▶ 本文抜粋:
学生さんにとっては、日頃接する機会が少ない児童と交流を持つことで「障害児のありのままの姿」を知ってもらえると同時に、障害児にとっても初めて会う人と一緒に行動することで良い刺激を受けることができます。

 

これは学生さんに限らず一般の方でもそうだと思うのですが、障害児への認識というのは実際に接してみて初めて分かる部分も多いと思うのです。

 

障害児に対する誤解があったり先入観があったり…。

 

私も次男が診断されてから初めて発達障害児の存在を知りましたし、実際に療育に通うようになって発達障害児が抱える特性の幅広さを理解しました。

 

そのため、私かここで挙げた接し方については全ての発達障害児に当てはまるものではないかもしれません。

 

が、発達障害児の多くはどういうところに困り感を持っていて、どう接する事で理解度が高まるかについて、そのひとつの例として私の経験談から少しでも多くの方にお伝えできれば…と思い綴ってみました。

▶ 課題: 上にある発達障害児との接し方についての文章を、最後の文のあとから引き継いで書いてください。

▶ データ抜粋:
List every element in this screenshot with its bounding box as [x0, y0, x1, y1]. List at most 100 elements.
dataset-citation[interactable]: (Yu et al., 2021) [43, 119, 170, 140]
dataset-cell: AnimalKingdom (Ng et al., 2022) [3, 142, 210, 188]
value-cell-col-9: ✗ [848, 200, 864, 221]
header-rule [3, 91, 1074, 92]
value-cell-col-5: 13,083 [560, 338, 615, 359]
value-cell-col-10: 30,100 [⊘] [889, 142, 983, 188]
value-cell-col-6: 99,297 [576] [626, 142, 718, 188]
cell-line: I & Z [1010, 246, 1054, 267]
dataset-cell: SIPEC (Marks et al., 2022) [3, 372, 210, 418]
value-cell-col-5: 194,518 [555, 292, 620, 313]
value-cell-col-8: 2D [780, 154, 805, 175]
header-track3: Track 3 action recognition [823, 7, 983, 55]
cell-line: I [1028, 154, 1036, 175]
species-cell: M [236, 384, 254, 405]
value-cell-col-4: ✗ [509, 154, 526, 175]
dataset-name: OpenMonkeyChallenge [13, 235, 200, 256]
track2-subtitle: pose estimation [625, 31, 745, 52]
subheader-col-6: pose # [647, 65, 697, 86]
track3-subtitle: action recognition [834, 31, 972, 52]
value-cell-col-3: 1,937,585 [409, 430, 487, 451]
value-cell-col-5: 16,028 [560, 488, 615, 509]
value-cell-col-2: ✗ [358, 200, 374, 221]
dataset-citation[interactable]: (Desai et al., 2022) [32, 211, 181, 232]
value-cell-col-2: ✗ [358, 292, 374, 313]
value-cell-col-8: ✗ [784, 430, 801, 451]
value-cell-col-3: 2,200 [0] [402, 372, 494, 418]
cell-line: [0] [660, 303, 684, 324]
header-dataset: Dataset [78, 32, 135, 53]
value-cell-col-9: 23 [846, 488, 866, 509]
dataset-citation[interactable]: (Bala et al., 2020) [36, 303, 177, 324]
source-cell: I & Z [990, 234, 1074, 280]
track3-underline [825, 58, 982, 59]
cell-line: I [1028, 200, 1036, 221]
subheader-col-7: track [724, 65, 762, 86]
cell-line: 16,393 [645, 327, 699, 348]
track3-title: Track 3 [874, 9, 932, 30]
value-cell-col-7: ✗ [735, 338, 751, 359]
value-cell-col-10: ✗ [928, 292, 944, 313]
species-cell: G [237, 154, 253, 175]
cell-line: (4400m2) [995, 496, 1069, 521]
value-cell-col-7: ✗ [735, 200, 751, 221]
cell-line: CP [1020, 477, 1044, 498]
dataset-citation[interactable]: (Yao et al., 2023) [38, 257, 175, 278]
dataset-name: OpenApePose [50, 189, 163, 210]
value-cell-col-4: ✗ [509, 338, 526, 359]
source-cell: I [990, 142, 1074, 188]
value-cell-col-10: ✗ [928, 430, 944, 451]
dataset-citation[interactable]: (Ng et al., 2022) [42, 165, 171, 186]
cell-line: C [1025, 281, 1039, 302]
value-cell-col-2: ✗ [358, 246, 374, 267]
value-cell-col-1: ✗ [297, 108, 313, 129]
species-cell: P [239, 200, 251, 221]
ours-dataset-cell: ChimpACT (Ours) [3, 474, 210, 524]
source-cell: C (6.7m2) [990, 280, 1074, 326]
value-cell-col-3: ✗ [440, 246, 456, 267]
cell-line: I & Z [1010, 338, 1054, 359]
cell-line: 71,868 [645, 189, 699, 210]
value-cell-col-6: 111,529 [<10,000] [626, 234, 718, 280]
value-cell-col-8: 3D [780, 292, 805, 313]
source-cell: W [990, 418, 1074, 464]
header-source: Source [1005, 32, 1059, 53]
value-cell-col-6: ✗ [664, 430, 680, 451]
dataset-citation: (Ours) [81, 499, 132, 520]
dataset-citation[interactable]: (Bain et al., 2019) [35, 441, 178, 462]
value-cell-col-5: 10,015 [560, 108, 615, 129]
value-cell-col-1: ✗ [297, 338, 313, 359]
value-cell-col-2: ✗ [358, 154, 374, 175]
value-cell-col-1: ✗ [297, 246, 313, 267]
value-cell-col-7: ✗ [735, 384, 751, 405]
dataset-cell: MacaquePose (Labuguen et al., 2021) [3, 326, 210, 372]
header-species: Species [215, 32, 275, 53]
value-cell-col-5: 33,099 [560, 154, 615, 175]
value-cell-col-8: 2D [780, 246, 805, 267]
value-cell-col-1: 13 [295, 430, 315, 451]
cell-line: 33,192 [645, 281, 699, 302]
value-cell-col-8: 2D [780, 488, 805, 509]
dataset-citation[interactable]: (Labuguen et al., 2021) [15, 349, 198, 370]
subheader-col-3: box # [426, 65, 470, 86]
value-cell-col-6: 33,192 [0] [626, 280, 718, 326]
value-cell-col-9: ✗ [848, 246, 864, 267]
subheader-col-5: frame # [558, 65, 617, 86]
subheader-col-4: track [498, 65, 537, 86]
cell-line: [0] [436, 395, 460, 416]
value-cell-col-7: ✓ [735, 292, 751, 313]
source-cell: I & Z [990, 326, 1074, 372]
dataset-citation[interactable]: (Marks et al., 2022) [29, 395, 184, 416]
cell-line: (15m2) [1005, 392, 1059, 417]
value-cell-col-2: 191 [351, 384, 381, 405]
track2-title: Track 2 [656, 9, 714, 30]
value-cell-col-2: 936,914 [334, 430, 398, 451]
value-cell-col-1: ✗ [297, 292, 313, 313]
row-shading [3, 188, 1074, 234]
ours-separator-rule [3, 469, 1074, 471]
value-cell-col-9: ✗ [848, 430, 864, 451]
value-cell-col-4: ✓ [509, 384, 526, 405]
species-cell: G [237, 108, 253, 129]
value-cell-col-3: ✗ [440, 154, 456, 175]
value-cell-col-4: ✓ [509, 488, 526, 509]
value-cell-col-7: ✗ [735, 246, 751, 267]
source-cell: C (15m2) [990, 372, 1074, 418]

▶ 解答例:
 

学生さんだけでなく、このような交流イベントが今後ますます増えてくれるとありがたいなと感じています。

 

 

 

コメント

  1. 参考になりました。

    • てっつん様

      ブログへのご訪問とコメント、ありがとうございました。
      参考にしていただけて、幸いです。
      発達障害児への接し方は、その子の特性によって臨機応変に変える必要もありなかなか難しくはあるのですが、概ね記事の内容のようなことを意識して接してもらえれば関わりやすくなるのではないかと思います。